**Document text:**
------------------------------------------------------------------------
Also, `PyCell` provides [RefCell](https://doc.rust-lang.org/std/cell/struct.RefCell.html)-like methods
to ensure Rust's borrow rules.
See [the documentation](https://docs.rs/pyo3/latest/pyo3/pycell/struct.PyCell.html) for more.
`PyCell<T>` requires that `T` implements `PyClass`.
This trait is somewhat complex and derives many traits, but the most important one is `PyTypeObject`
in [`src/type_object.rs`].
`PyTypeObject` is also implemented for built-in types.
In Python, all objects have their types, and types are also objects of `type`.
For example, you can see `type({})` shows `dict` and `type(type({}))` shows `type` in Python REPL.
`T: PyTypeObject` implies that `T` has a corresponding type object.
## 4. Protocol methods
Python has some built-in special methods called dunder, such as `__iter__`.
They are called [abstract objects layer](https://docs.python.org/3/c-api/abstract.html) in
Python/C API.
We provide a way to implement those protocols by using `#[pyproto]` and specific traits, such
as `PyIterProtocol`.
[`src/class`] defines these traits.
Each protocol method has a corresponding FFI function.
For example, `PyIterProtocol::__iter__` has
`pub unsafe extern "C" fn iter<T>(slf: *mut PyObject) -> *mut PyObject`.
When `#[pyproto]` finds that `T` implements `PyIterProtocol::__iter__`, it automatically
sets `iter<T>` on the type object of `T`.
Also, [`src/class/methods.rs`] has utilities for `#[pyfunction]` and [`src/class/impl_.rs`] has
some internal tricks for making `#[pyproto]` flexible.
## 5. Procedural macros to simplify usage for users.
[`pyo3-macros`] provides six proc-macro APIs: `pymodule`, `pyproto`, `pyfunction`, `pyclass`,
`pymethods`, and `#[derive(FromPyObject)]`.
[`pyo3-macros-backend`] has the actual implementations of these APIs.
[`src/derive_utils.rs`] contains some utilities used in code generated by these proc-macros,
such as parsing function arguments.
## 6. `build.rs` and `pyo3-build-config`
PyO3 supports a wide range of OSes, interpreters and use cases. The correct environment must be
detected at build time in order to set up relevant conditional compilation correctly. This logic
is captured in the [`pyo3-build-config`] crate, which is a `build-dependency` of `pyo3` and
`pyo3-macros`, and can also be used by downstream users in the same way.
------------------------------------------------------------------------
**Data block:**
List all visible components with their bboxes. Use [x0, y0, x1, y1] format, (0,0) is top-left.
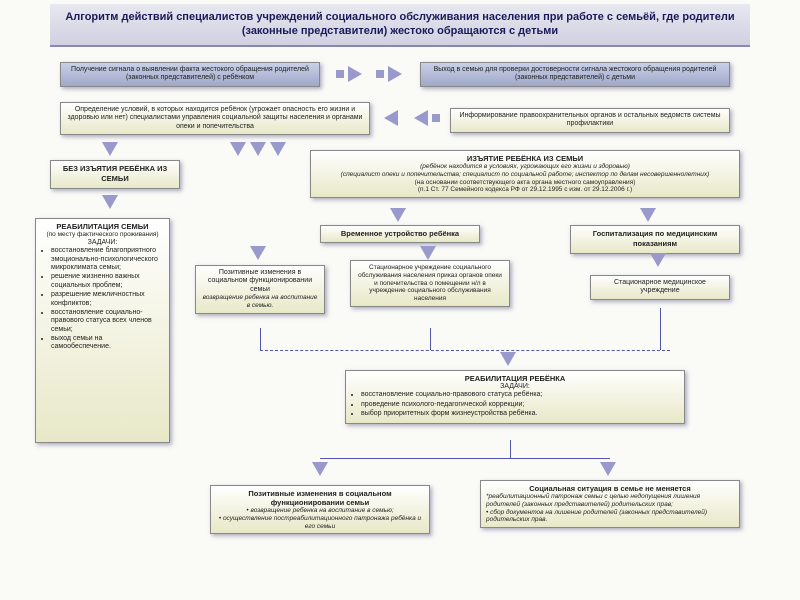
------------------------------------------------------------------------
**What you need to do:** Write the next part of the PyO3 internals overview, picking up after its last sentence.

**Expected output:**
In [`pyo3-build-config`]'s `build.rs` the build environment is detected and inlined into the crate
as a "config file". This works in all cases except for cross-compiling, where it is necessary to
capture this from the `pyo3` `build.rs` to get some extra environment variables that Cargo doesn't
set for build dependencies.
The `pyo3` `build.rs` also runs some safety checks such as ensuring the Python version detected is
actually supported.
Some of the functionality of `pyo3-build-config`:
- Find the interpreter for build and detect the Python version.
- We have to set some version flags like `#[cfg(Py_3_7)]`.
- If the interpreter is PyPy, we set `#[cfg(PyPy)`.
- If the `PYO3_CONFIG_FILE` environment variable is set then that file's contents will be used
instead of any detected configuration.
- If the `PYO3_NO_PYTHON` environment variable is set then the interpreter detection is bypassed
entirely and only abi3 extensions can be built.
- Check if we are building a Python extension.
- If we are building an extension (e.g., Python library installable by `pip`),
we don't link `libpython`.
Currently we use the `extension-module` feature for this purpose. This may change in the future.
See [#1123](https://github.com/PyO3/pyo3/pull/1123).
- Cross-compiling configuration
- If `TARGET` architecture and `HOST` architecture differ, we find cross compile information
from environment variables (`PYO3_CROSS_LIB_DIR` and `PYO3_CROSS_PYTHON_VERSION`) or system files.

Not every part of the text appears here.